[BEGIN Records shown]

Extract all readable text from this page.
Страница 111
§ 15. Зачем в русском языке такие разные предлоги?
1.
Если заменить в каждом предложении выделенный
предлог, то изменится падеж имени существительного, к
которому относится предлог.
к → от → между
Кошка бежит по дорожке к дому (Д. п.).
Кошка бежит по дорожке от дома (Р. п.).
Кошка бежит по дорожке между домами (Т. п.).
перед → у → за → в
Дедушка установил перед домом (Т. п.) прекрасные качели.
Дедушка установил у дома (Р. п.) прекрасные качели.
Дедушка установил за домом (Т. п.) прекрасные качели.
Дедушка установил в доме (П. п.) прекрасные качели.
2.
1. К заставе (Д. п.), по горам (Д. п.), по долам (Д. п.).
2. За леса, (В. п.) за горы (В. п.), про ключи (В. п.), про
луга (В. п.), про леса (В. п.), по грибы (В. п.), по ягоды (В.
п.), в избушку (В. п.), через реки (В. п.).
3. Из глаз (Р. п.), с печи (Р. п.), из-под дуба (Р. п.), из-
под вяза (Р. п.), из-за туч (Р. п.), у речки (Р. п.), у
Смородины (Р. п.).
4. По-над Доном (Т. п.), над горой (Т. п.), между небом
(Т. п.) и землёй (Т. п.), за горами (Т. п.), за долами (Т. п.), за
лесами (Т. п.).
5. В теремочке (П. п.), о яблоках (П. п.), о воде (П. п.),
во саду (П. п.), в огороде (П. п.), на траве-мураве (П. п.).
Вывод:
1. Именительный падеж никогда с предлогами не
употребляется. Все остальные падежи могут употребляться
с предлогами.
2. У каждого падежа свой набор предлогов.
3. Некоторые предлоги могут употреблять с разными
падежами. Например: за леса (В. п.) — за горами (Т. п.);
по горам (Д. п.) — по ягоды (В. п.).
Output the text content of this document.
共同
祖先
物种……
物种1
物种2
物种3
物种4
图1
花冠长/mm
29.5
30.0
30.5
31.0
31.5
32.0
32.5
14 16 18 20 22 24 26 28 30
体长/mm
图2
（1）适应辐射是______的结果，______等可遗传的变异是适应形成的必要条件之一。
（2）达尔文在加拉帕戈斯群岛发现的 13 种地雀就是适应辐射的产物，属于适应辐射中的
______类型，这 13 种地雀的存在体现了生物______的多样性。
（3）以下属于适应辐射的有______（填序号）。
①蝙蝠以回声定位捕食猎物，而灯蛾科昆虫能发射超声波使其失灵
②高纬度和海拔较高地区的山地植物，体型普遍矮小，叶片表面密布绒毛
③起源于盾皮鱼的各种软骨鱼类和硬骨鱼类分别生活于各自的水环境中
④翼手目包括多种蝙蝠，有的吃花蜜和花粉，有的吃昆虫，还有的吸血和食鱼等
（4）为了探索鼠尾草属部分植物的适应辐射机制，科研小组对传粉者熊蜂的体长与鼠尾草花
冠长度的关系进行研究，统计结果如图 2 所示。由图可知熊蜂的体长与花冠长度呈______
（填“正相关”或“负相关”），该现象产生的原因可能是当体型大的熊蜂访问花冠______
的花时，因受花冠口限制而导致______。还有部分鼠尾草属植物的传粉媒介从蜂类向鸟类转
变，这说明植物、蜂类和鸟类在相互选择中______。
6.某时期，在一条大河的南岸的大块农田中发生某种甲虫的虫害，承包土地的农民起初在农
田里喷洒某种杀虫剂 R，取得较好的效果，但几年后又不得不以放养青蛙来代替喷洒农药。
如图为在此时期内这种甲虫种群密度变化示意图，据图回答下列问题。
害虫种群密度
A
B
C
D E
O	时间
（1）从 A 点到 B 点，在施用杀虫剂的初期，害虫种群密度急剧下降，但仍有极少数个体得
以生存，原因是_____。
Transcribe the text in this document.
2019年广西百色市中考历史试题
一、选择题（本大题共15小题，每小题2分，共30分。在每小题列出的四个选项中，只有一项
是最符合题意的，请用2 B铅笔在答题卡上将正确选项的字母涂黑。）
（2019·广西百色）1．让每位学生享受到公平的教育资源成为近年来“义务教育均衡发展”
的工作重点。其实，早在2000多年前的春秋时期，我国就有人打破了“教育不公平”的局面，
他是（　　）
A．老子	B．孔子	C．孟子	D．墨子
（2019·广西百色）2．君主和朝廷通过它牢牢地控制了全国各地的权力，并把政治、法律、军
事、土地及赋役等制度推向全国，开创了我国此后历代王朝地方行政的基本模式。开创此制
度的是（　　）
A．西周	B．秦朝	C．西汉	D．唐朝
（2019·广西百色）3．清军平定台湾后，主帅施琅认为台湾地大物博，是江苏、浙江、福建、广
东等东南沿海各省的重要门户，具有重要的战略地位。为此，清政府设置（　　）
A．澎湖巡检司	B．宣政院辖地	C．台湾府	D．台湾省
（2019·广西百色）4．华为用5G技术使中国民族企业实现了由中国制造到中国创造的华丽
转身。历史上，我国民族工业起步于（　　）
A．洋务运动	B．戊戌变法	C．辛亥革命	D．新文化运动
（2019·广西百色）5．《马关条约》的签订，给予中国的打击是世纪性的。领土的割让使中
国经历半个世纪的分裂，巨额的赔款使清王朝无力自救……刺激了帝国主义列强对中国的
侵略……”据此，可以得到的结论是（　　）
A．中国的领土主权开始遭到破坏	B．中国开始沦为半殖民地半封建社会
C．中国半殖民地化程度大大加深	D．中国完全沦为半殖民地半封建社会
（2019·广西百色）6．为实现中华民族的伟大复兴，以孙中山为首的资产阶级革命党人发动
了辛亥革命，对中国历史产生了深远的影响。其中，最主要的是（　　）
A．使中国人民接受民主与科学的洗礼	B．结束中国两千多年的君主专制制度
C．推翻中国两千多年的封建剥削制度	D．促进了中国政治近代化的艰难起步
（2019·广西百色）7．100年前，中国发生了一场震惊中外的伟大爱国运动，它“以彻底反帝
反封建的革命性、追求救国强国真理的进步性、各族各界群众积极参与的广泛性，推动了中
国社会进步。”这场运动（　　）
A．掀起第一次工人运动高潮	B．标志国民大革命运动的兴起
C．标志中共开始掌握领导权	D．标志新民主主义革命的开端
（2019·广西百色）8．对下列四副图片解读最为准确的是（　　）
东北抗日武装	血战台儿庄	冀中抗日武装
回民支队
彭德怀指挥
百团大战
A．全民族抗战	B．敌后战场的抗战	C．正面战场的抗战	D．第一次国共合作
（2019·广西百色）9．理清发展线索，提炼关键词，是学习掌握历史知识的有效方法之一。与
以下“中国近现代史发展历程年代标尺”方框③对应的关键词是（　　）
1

[END Records shown]

- _What is required_
Within the material above, find the lines that contain the word "перед"; copy them.

- _Answer to the exercise_
перед → у → за → в
Дедушка установил перед домом (Т. п.) прекрасные качели.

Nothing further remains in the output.